Brief ▸ Copy all the entries below exactly, but not the pictures.

## START

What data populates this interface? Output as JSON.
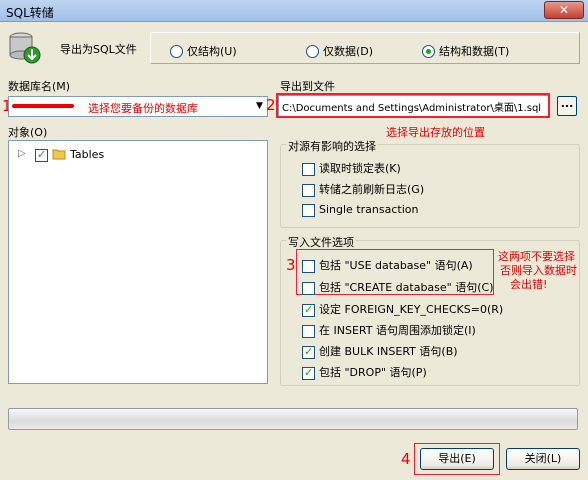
{
  "window": {
    "title": "SQL转储",
    "close": "✕"
  },
  "header": {
    "label": "导出为SQL文件"
  },
  "mode": {
    "options": [
      {
        "label": "仅结构(U)",
        "selected": false
      },
      {
        "label": "仅数据(D)",
        "selected": false
      },
      {
        "label": "结构和数据(T)",
        "selected": true
      }
    ]
  },
  "database": {
    "label": "数据库名(M)",
    "number": "1",
    "hint": "选择您要备份的数据库"
  },
  "export_file": {
    "label": "导出到文件",
    "number": "2",
    "value": "C:\\Documents and Settings\\Administrator\\桌面\\1.sql",
    "browse": "...",
    "hint": "选择导出存放的位置"
  },
  "objects": {
    "label": "对象(O)",
    "tree": [
      {
        "label": "Tables",
        "checked": true,
        "expander": "▷"
      }
    ]
  },
  "source_options": {
    "title": "对源有影响的选择",
    "items": [
      {
        "label": "读取时锁定表(K)",
        "checked": false
      },
      {
        "label": "转储之前刷新日志(G)",
        "checked": false
      },
      {
        "label": "Single transaction",
        "checked": false
      }
    ]
  },
  "file_options": {
    "title": "写入文件选项",
    "number": "3",
    "note": [
      "这两项不要选择",
      "否则导入数据时",
      "会出错!"
    ],
    "items": [
      {
        "label": "包括 \"USE database\" 语句(A)",
        "checked": false
      },
      {
        "label": "包括 \"CREATE database\" 语句(C)",
        "checked": false
      },
      {
        "label": "设定 FOREIGN_KEY_CHECKS=0(R)",
        "checked": true
      },
      {
        "label": "在 INSERT 语句周围添加锁定(I)",
        "checked": false
      },
      {
        "label": "创建 BULK INSERT 语句(B)",
        "checked": true
      },
      {
        "label": "包括 \"DROP\" 语句(P)",
        "checked": true
      }
    ]
  },
  "progress": {
    "value": 0
  },
  "buttons": {
    "number": "4",
    "export": "导出(E)",
    "close": "关闭(L)"
  },
  "colors": {
    "annotation": "#e00",
    "check": "#21a121",
    "titlebar": "#9fc0e8"
  }
}
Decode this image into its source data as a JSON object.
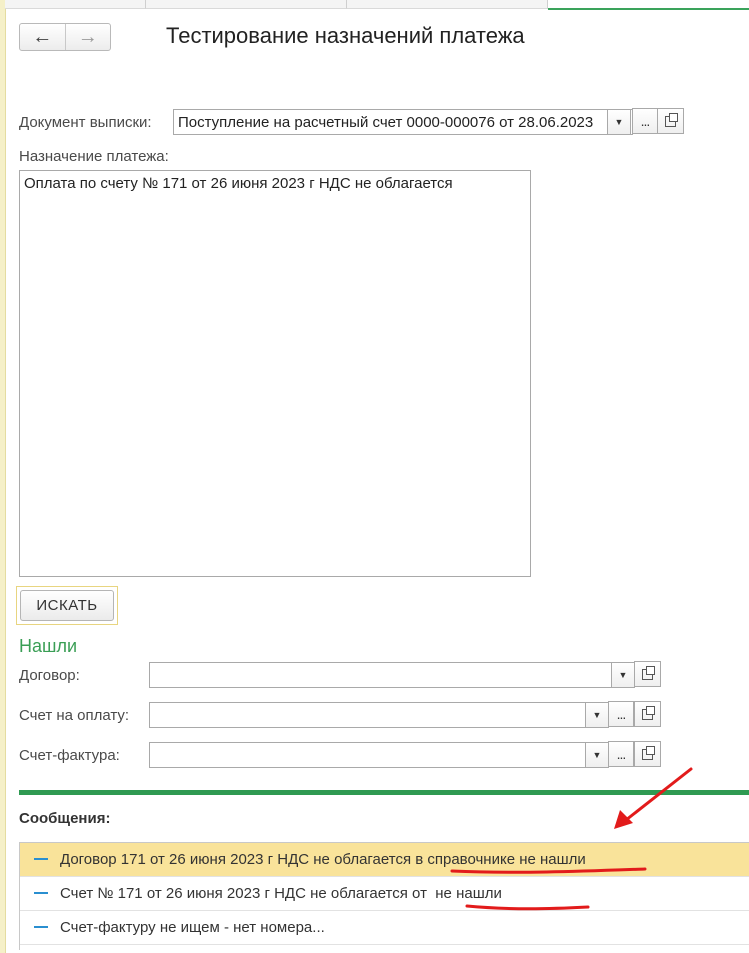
{
  "window": {
    "title": "Тестирование назначений платежа"
  },
  "nav": {
    "back_icon": "←",
    "forward_icon": "→"
  },
  "document_field": {
    "label": "Документ выписки:",
    "value": "Поступление на расчетный счет 0000-000076 от 28.06.2023"
  },
  "purpose": {
    "label": "Назначение платежа:",
    "value": "Оплата по счету № 171 от 26 июня 2023 г НДС не облагается"
  },
  "search_button": {
    "label": "ИСКАТЬ"
  },
  "found": {
    "title": "Нашли",
    "contract_label": "Договор:",
    "contract_value": "",
    "invoice_label": "Счет на оплату:",
    "invoice_value": "",
    "factura_label": "Счет-фактура:",
    "factura_value": ""
  },
  "messages": {
    "title": "Сообщения:",
    "items": [
      "Договор 171 от 26 июня 2023 г НДС не облагается в справочнике не нашли",
      "Счет № 171 от 26 июня 2023 г НДС не облагается от  не нашли",
      "Счет-фактуру не ищем - нет номера..."
    ]
  },
  "button_glyphs": {
    "dropdown": "▼",
    "select": "...",
    "dropdown_icon": "triangle-down-icon",
    "open_icon": "open-form-icon"
  },
  "colors": {
    "accent_green": "#2f9a52",
    "selected_row": "#f9e39a",
    "annotation_red": "#e21b1b",
    "message_dash": "#2a8fd0"
  }
}
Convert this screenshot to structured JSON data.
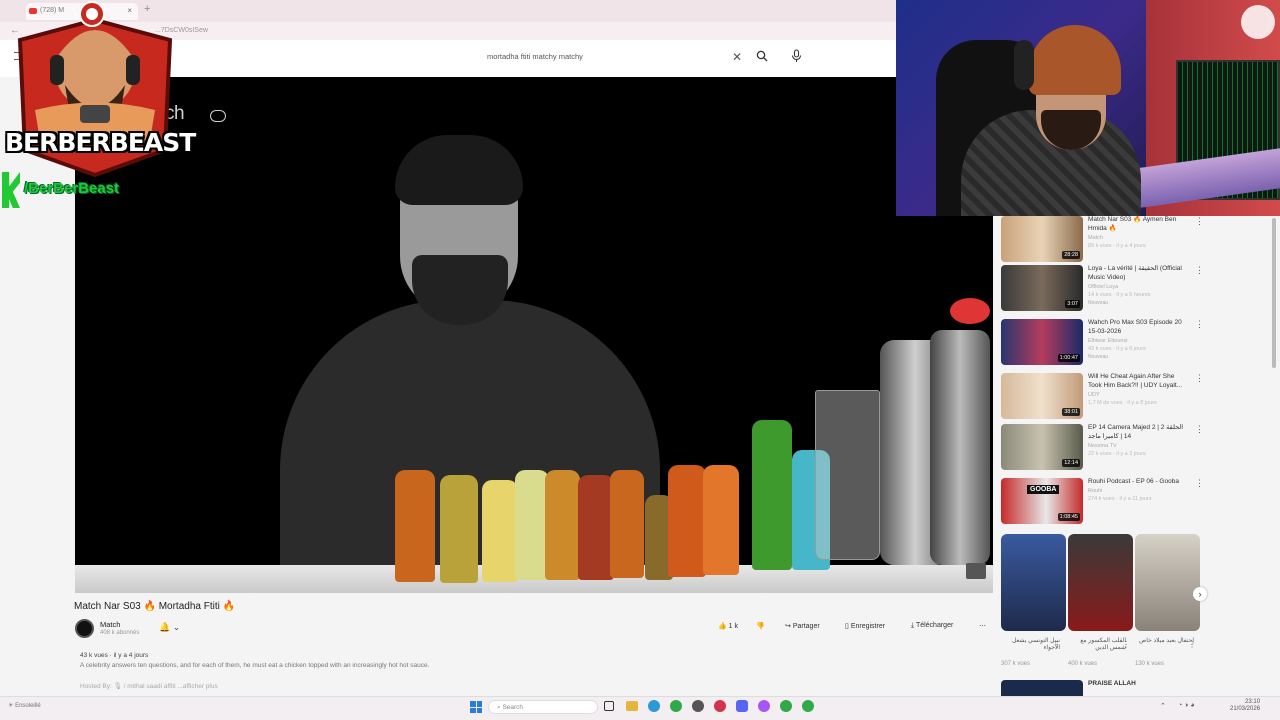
{
  "browser": {
    "tab_title": "(728) M",
    "tab_close": "×",
    "new_tab": "+",
    "url": "...7DsCW0sISew"
  },
  "youtube": {
    "search_query": "mortadha ftiti matchy matchy"
  },
  "video": {
    "watermark": "ch",
    "title": "Match Nar S03 🔥 Mortadha Ftiti 🔥",
    "channel": "Match",
    "subscribers": "408 k abonnés",
    "likes": "1 k",
    "actions": {
      "share": "Partager",
      "save": "Enregistrer",
      "download": "Télécharger"
    },
    "description_meta": "43 k vues · il y a 4 jours",
    "description_text": "A celebrity answers ten questions, and for each of them, he must eat a chicken topped with an increasingly hot hot sauce.",
    "description_host": "Hosted By:",
    "description_host_names": "🎙 / mithal saadi affiti",
    "show_more": "...afficher plus"
  },
  "streamer": {
    "name": "BERBERBEAST",
    "handle": "/BerBerBeast"
  },
  "recommendations": [
    {
      "title": "Match Nar S03 🔥 Aymen Ben Hmida 🔥",
      "channel": "Match",
      "meta": "89 k vues · il y a 4 jours",
      "duration": "28:28"
    },
    {
      "title": "Loya - La vérité | الحقيقة (Official Music Video)",
      "channel": "Officiel Loya",
      "meta": "14 k vues · il y a 5 heures",
      "duration": "3:07",
      "badge": "Nouveau"
    },
    {
      "title": "Wahch Pro Max S03 Episode 20 15-03-2026",
      "channel": "Elhiwar Ettounsi",
      "meta": "43 k vues · il y a 6 jours",
      "duration": "1:00:47",
      "badge": "Nouveau"
    },
    {
      "title": "Will He Cheat Again After She Took Him Back?!! | UDY Loyalt...",
      "channel": "UDY",
      "meta": "1,7 M de vues · il y a 8 jours",
      "duration": "38:01"
    },
    {
      "title": "EP 14 Camera Majed 2 | 2 الحلقة 14 | كاميرا ماجد",
      "channel": "Nessma TV",
      "meta": "22 k vues · il y a 2 jours",
      "duration": "12:14"
    },
    {
      "title": "Rouhi Podcast - EP 06 - Gooba",
      "channel": "Rouhi",
      "meta": "274 k vues · il y a 11 jours",
      "duration": "1:08:45",
      "thumb_text": "GOOBA"
    }
  ],
  "shorts": [
    {
      "title": "نبيل التونسي يشعل الأجواء",
      "views": "307 k vues"
    },
    {
      "title": "القلب المكسور مع شمس الدين",
      "views": "400 k vues"
    },
    {
      "title": "إحتفال بعيد ميلاد خاص",
      "views": "130 k vues"
    }
  ],
  "next_title": "PRAISE ALLAH",
  "taskbar": {
    "search": "Search",
    "weather": "Ensoleillé",
    "time": "23:10",
    "date": "21/03/2026"
  },
  "colors": {
    "accent_red": "#e03535",
    "brand_green": "#21c932",
    "logo_red": "#c8291f"
  }
}
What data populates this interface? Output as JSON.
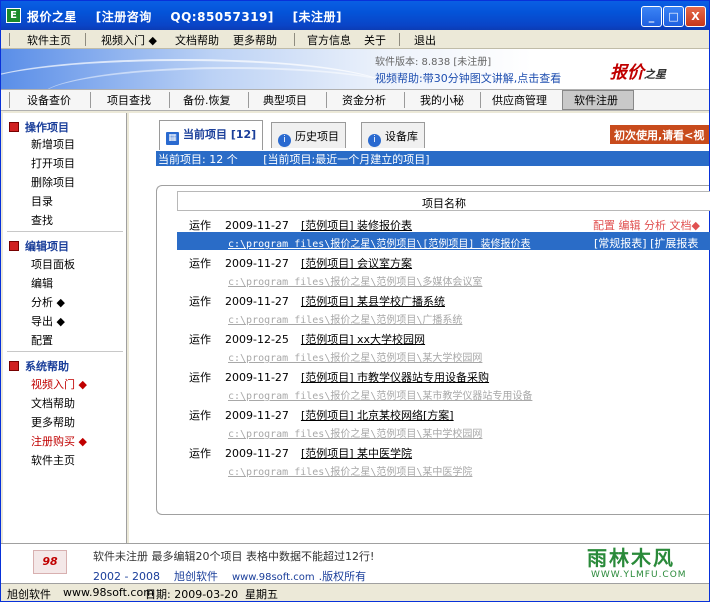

## END

Final answer ▸
What data populates this interface? Output as JSON.
{
  "window": {
    "title": "SQL转储",
    "close": "✕"
  },
  "header": {
    "label": "导出为SQL文件"
  },
  "mode": {
    "options": [
      {
        "label": "仅结构(U)",
        "selected": false
      },
      {
        "label": "仅数据(D)",
        "selected": false
      },
      {
        "label": "结构和数据(T)",
        "selected": true
      }
    ]
  },
  "database": {
    "label": "数据库名(M)",
    "number": "1",
    "hint": "选择您要备份的数据库"
  },
  "export_file": {
    "label": "导出到文件",
    "number": "2",
    "value": "C:\\Documents and Settings\\Administrator\\桌面\\1.sql",
    "browse": "...",
    "hint": "选择导出存放的位置"
  },
  "objects": {
    "label": "对象(O)",
    "tree": [
      {
        "label": "Tables",
        "checked": true,
        "expander": "▷"
      }
    ]
  },
  "source_options": {
    "title": "对源有影响的选择",
    "items": [
      {
        "label": "读取时锁定表(K)",
        "checked": false
      },
      {
        "label": "转储之前刷新日志(G)",
        "checked": false
      },
      {
        "label": "Single transaction",
        "checked": false
      }
    ]
  },
  "file_options": {
    "title": "写入文件选项",
    "number": "3",
    "note": [
      "这两项不要选择",
      "否则导入数据时",
      "会出错!"
    ],
    "items": [
      {
        "label": "包括 \"USE database\" 语句(A)",
        "checked": false
      },
      {
        "label": "包括 \"CREATE database\" 语句(C)",
        "checked": false
      },
      {
        "label": "设定 FOREIGN_KEY_CHECKS=0(R)",
        "checked": true
      },
      {
        "label": "在 INSERT 语句周围添加锁定(I)",
        "checked": false
      },
      {
        "label": "创建 BULK INSERT 语句(B)",
        "checked": true
      },
      {
        "label": "包括 \"DROP\" 语句(P)",
        "checked": true
      }
    ]
  },
  "progress": {
    "value": 0
  },
  "buttons": {
    "number": "4",
    "export": "导出(E)",
    "close": "关闭(L)"
  },
  "colors": {
    "annotation": "#e00",
    "check": "#21a121",
    "titlebar": "#9fc0e8"
  }
}
Decode this image into its source data as a JSON object.
{
  "window": {
    "title": "Тестирование назначений платежа"
  },
  "nav": {
    "back_icon": "←",
    "forward_icon": "→"
  },
  "document_field": {
    "label": "Документ выписки:",
    "value": "Поступление на расчетный счет 0000-000076 от 28.06.2023"
  },
  "purpose": {
    "label": "Назначение платежа:",
    "value": "Оплата по счету № 171 от 26 июня 2023 г НДС не облагается"
  },
  "search_button": {
    "label": "ИСКАТЬ"
  },
  "found": {
    "title": "Нашли",
    "contract_label": "Договор:",
    "contract_value": "",
    "invoice_label": "Счет на оплату:",
    "invoice_value": "",
    "factura_label": "Счет-фактура:",
    "factura_value": ""
  },
  "messages": {
    "title": "Сообщения:",
    "items": [
      "Договор 171 от 26 июня 2023 г НДС не облагается в справочнике не нашли",
      "Счет № 171 от 26 июня 2023 г НДС не облагается от  не нашли",
      "Счет-фактуру не ищем - нет номера..."
    ]
  },
  "button_glyphs": {
    "dropdown": "▼",
    "select": "...",
    "dropdown_icon": "triangle-down-icon",
    "open_icon": "open-form-icon"
  },
  "colors": {
    "accent_green": "#2f9a52",
    "selected_row": "#f9e39a",
    "annotation_red": "#e21b1b",
    "message_dash": "#2a8fd0"
  }
}
Convert this screenshot to structured JSON data.
{
  "browser": {
    "tab_title": "(728) M",
    "tab_close": "×",
    "new_tab": "+",
    "url": "...7DsCW0sISew"
  },
  "youtube": {
    "search_query": "mortadha ftiti matchy matchy"
  },
  "video": {
    "watermark": "ch",
    "title": "Match Nar S03 🔥 Mortadha Ftiti 🔥",
    "channel": "Match",
    "subscribers": "408 k abonnés",
    "likes": "1 k",
    "actions": {
      "share": "Partager",
      "save": "Enregistrer",
      "download": "Télécharger"
    },
    "description_meta": "43 k vues · il y a 4 jours",
    "description_text": "A celebrity answers ten questions, and for each of them, he must eat a chicken topped with an increasingly hot hot sauce.",
    "description_host": "Hosted By:",
    "description_host_names": "🎙 / mithal saadi affiti",
    "show_more": "...afficher plus"
  },
  "streamer": {
    "name": "BERBERBEAST",
    "handle": "/BerBerBeast"
  },
  "recommendations": [
    {
      "title": "Match Nar S03 🔥 Aymen Ben Hmida 🔥",
      "channel": "Match",
      "meta": "89 k vues · il y a 4 jours",
      "duration": "28:28"
    },
    {
      "title": "Loya - La vérité | الحقيقة (Official Music Video)",
      "channel": "Officiel Loya",
      "meta": "14 k vues · il y a 5 heures",
      "duration": "3:07",
      "badge": "Nouveau"
    },
    {
      "title": "Wahch Pro Max S03 Episode 20 15-03-2026",
      "channel": "Elhiwar Ettounsi",
      "meta": "43 k vues · il y a 6 jours",
      "duration": "1:00:47",
      "badge": "Nouveau"
    },
    {
      "title": "Will He Cheat Again After She Took Him Back?!! | UDY Loyalt...",
      "channel": "UDY",
      "meta": "1,7 M de vues · il y a 8 jours",
      "duration": "38:01"
    },
    {
      "title": "EP 14 Camera Majed 2 | 2 الحلقة 14 | كاميرا ماجد",
      "channel": "Nessma TV",
      "meta": "22 k vues · il y a 2 jours",
      "duration": "12:14"
    },
    {
      "title": "Rouhi Podcast - EP 06 - Gooba",
      "channel": "Rouhi",
      "meta": "274 k vues · il y a 11 jours",
      "duration": "1:08:45",
      "thumb_text": "GOOBA"
    }
  ],
  "shorts": [
    {
      "title": "نبيل التونسي يشعل الأجواء",
      "views": "307 k vues"
    },
    {
      "title": "القلب المكسور مع شمس الدين",
      "views": "400 k vues"
    },
    {
      "title": "إحتفال بعيد ميلاد خاص",
      "views": "130 k vues"
    }
  ],
  "next_title": "PRAISE ALLAH",
  "taskbar": {
    "search": "Search",
    "weather": "Ensoleillé",
    "time": "23:10",
    "date": "21/03/2026"
  },
  "colors": {
    "accent_red": "#e03535",
    "brand_green": "#21c932",
    "logo_red": "#c8291f"
  }
}
What data populates this interface? Output as JSON.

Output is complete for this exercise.